**Task:** Rewrite the material from its start through the line containing "legend-item-ue: UE — [1091, 348, 1252, 404]", swapping "y-tick-label" for "y-axis-value" and leaving everything else unchanged.

Item position entries
......
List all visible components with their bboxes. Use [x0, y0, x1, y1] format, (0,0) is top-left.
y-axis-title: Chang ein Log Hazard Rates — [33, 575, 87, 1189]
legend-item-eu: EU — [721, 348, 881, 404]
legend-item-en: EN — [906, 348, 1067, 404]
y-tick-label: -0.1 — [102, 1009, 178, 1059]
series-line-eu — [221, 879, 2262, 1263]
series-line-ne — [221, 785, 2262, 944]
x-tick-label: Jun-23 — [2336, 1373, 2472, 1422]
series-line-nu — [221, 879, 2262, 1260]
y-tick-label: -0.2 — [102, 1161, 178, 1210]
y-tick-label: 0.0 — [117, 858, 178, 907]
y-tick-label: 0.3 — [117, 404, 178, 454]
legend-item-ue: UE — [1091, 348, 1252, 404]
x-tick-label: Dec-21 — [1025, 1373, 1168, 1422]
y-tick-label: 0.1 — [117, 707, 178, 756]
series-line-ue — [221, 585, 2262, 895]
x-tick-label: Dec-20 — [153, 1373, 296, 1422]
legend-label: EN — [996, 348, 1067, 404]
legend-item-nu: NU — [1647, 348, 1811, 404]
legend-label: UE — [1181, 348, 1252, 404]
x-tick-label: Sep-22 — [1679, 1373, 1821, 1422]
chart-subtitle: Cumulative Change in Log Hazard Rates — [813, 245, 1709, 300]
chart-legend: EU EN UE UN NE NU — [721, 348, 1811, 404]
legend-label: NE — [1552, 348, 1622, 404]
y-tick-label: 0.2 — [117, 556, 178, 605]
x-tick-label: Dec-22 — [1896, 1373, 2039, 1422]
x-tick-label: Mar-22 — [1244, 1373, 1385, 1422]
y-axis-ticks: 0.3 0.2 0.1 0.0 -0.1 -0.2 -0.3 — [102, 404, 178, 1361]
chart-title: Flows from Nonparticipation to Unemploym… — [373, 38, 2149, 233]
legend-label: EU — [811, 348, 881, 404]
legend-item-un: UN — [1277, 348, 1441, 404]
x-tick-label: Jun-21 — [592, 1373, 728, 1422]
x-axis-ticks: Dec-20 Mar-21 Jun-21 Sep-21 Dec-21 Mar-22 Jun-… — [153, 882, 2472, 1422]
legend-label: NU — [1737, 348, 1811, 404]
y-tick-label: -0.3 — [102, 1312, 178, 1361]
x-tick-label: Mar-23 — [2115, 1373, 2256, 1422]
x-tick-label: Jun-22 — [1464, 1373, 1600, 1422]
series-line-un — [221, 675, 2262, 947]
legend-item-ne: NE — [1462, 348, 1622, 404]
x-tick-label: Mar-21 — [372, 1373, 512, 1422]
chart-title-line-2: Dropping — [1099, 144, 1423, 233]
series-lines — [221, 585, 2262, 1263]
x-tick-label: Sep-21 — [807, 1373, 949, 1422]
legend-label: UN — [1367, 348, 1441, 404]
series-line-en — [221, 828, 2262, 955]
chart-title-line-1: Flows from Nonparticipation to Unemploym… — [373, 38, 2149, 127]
......
**Exercise response:**
List all visible components with their bboxes. Use [x0, y0, x1, y1] format, (0,0) is top-left.
y-axis-title: Chang ein Log Hazard Rates — [33, 575, 87, 1189]
legend-item-eu: EU — [721, 348, 881, 404]
legend-item-en: EN — [906, 348, 1067, 404]
y-axis-value: -0.1 — [102, 1009, 178, 1059]
series-line-eu — [221, 879, 2262, 1263]
series-line-ne — [221, 785, 2262, 944]
x-tick-label: Jun-23 — [2336, 1373, 2472, 1422]
series-line-nu — [221, 879, 2262, 1260]
y-axis-value: -0.2 — [102, 1161, 178, 1210]
y-axis-value: 0.0 — [117, 858, 178, 907]
y-axis-value: 0.3 — [117, 404, 178, 454]
legend-item-ue: UE — [1091, 348, 1252, 404]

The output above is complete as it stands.